◆ **EXERCISES**:
1. Reproduce the stretch of the delivery thread from "## Gary J (Dec" through "so much fun!".
2. Render this sentence from the delivery thread in Spanish: "I love the color combo we chose and the car meets all my expectations."
— begin EXCERPTED TEXT —
# SJAPoc's 24 hr Compliance



## SJAPoc (Apr 14, 2007)

Sorry for the delay in getting this up... Painfully slow internet connectivity.

Yesterday morning we took delivery of our F33 435i M-Sport :bigpimp:










Good day... After a sleepless flight (incessant baby crying seat behind us). Sixt's A8 picked us up at the airport, arrived at the WELT for an expedited pick-up, which was short and sweet, Bernhard presenting us with the vehicle.

I love the color combo we chose and the car meets all my expectations. And more importantly Mrs Poc's, as afterall this is her car States-side.

Miss Poc is also having a great time. It is her Grand Tour 

Anyway, to summarize the day's events, we checked in to the hotel after visiting the ADAC office for Vignettes and strolling through the Nymphenburg gardens close by to the Hotel. We snoozed for a couple of hours while it rained and then headed to Munich Center for dinner at Augustiner (Great Sweinhaxe and Weissbeer) in Munich center, to finally drive back to the hotel top down for a well deserved sleepy night 

Today we are off to the castles, then onto Rothenburg ob der Tauber for the evening to watch the match and spend the night.


----------



## 97X (Sep 19, 2007)

Congratulations!


Sent from BimmerApp mobile app


----------



## Gary J (Dec 18, 2013)

Nice! but uh, time turn turn the wheel over to the Mrs!


----------



## at7815 (Nov 9, 2012)

Congrats!!! Looks great. Is that the oyster interior? Beautiful! Have so much fun!


Sent from BimmerApp mobile app


----------



## Kief (Dec 6, 2007)

Looks great :thumbup:


----------



## BickUW89 (Apr 18, 2008)

Congrats, Poc. I'll be watching your write-up with great interest, brother.

I'm due for my next ED, since my 2008 E60 is now six years old, but I gotta say she's treated me so right that I just can't let go of her quite yet. I'm going to hold out for one more, possibly two more years, but the ED itch is starting to come on. 

Given the bloated size of the F10 (the other reason I'm holding on to my E60), and that the next 5er will likely be even bigger, I'm seriously thinking that my next ride will be a 435i, or possibly an ///M4, so I'm very interested to hear your likes and dislikes of the F33.

Have a great trip!


----------



## Me530 (Feb 17, 2005)

Awesome! Keep us posted!


----------



## boothguy (Feb 1, 2007)

Hey Stuart - adding my congratulations as well. I'm feeling the gravitational pull of the 4 Series 'vert too, and you were part of that. Not that my two previous ED rides pictured below had anything to do with it.. Have fun and keep us posted.


----------



## MB330 (Oct 18, 2005)

97X said:


> Congratulations!
> 
> Sent from BimmerApp mobile app


+100000!!!! :thumbup:
Have a safe trip and post as much as you can!


----------



## 435Texan (Aug 14, 2013)

Congrats! Beautiful vehicle. Enjoy your trip & keep us posted with pix!


----------



## dll2k4 (Feb 6, 2010)
— end EXCERPTED TEXT —
— begin INFORMATION PROVIDED —
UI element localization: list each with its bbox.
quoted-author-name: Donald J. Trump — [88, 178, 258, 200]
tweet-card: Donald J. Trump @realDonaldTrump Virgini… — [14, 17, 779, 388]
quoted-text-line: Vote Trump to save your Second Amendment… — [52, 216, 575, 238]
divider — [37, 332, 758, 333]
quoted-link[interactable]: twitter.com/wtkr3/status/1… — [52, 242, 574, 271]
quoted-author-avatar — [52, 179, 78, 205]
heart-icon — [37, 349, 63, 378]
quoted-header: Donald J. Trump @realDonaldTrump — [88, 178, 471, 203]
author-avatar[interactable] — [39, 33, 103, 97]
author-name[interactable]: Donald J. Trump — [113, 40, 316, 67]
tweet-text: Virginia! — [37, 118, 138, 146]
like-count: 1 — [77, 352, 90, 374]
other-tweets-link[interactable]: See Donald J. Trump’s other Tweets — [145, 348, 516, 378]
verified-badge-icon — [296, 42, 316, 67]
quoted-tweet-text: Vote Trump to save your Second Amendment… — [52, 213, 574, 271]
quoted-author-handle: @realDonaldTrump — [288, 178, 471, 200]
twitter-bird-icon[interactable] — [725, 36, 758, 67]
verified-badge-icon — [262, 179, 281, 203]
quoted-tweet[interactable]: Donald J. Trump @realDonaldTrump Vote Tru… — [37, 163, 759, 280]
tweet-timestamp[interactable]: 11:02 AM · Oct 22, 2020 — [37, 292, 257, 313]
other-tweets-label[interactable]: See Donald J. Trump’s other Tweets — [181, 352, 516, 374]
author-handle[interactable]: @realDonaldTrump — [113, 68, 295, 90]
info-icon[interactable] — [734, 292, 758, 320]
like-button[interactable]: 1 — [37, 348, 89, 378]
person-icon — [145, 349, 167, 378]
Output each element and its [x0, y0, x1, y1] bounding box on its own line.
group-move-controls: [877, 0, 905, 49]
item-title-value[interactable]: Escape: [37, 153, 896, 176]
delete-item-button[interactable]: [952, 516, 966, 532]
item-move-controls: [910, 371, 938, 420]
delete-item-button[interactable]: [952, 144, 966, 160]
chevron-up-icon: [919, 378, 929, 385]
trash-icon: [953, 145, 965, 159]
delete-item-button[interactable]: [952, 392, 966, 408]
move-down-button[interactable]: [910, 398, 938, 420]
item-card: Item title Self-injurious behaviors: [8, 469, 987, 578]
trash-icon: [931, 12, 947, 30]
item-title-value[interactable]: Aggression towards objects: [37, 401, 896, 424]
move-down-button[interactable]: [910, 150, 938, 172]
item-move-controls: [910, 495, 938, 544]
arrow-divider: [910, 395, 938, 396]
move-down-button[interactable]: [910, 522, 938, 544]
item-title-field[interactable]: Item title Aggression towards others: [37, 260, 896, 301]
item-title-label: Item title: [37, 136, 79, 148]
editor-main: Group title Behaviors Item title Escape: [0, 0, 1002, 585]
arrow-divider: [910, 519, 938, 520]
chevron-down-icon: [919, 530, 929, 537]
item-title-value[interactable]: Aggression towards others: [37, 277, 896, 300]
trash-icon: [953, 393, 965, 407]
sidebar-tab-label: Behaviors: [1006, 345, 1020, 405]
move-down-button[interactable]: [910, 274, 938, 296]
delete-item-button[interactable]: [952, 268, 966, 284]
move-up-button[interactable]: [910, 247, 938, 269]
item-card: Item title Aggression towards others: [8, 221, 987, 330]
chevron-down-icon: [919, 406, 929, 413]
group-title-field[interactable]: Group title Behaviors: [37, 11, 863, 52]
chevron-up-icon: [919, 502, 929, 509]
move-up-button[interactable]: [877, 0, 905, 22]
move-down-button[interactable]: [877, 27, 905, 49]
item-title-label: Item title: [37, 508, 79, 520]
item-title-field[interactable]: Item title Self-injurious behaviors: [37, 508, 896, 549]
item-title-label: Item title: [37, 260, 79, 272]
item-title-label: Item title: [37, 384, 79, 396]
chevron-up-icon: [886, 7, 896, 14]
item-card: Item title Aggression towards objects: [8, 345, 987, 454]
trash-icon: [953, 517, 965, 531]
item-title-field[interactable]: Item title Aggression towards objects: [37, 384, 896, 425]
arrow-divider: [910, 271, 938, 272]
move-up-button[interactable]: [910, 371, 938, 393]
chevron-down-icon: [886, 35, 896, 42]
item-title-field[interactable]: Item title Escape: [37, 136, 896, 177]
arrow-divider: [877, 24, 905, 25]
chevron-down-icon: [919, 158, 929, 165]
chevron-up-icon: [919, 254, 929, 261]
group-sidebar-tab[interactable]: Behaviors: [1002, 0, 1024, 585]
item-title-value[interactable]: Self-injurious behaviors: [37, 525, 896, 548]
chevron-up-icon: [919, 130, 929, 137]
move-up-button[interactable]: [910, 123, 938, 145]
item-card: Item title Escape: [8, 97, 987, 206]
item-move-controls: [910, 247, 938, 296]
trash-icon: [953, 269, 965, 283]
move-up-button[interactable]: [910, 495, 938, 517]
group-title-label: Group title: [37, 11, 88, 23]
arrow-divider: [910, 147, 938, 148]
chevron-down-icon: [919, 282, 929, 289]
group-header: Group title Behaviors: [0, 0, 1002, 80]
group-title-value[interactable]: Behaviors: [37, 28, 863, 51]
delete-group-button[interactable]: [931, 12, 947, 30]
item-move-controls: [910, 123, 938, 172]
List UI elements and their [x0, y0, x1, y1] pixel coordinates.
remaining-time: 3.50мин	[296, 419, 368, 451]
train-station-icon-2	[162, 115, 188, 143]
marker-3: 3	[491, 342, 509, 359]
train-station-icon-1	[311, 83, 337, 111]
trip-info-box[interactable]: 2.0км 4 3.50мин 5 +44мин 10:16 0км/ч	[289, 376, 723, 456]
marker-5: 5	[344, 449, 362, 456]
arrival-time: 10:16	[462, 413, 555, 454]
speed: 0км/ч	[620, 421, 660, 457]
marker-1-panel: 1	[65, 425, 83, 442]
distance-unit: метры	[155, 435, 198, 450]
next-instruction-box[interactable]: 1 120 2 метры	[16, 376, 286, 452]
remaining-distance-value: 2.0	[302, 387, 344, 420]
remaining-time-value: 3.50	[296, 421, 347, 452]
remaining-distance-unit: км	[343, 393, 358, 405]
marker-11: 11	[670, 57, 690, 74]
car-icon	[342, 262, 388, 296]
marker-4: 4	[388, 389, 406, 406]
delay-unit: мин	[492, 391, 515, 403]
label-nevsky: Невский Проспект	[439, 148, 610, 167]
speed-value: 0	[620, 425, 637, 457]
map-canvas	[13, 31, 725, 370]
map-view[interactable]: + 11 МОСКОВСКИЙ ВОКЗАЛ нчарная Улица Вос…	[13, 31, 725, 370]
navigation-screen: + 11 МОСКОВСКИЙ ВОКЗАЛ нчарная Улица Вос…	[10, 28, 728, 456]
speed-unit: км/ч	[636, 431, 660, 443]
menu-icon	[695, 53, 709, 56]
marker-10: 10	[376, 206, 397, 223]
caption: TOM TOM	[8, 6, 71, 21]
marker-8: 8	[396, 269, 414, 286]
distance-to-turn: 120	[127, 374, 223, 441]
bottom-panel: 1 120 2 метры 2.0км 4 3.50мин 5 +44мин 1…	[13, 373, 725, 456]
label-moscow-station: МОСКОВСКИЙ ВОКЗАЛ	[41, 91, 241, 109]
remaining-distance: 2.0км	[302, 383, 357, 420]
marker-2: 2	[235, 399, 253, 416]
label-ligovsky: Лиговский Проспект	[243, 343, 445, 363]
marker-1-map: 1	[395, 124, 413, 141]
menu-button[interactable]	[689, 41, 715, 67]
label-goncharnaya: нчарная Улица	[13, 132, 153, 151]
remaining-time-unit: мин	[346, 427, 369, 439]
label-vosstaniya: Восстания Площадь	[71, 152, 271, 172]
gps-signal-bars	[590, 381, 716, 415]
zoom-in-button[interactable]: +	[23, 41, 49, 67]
— end INFORMATION PROVIDED —
◆ **WRITTEN ANSWERS**:
1.
## Gary J (Dec 18, 2013)

Nice! but uh, time turn turn the wheel over to the Mrs!


----------



## at7815 (Nov 9, 2012)

Congrats!!! Looks great. Is that the oyster interior? Beautiful! Have so much fun!

2. Me encanta la combinación de colores que elegimos y el auto cumple todas mis expectativas.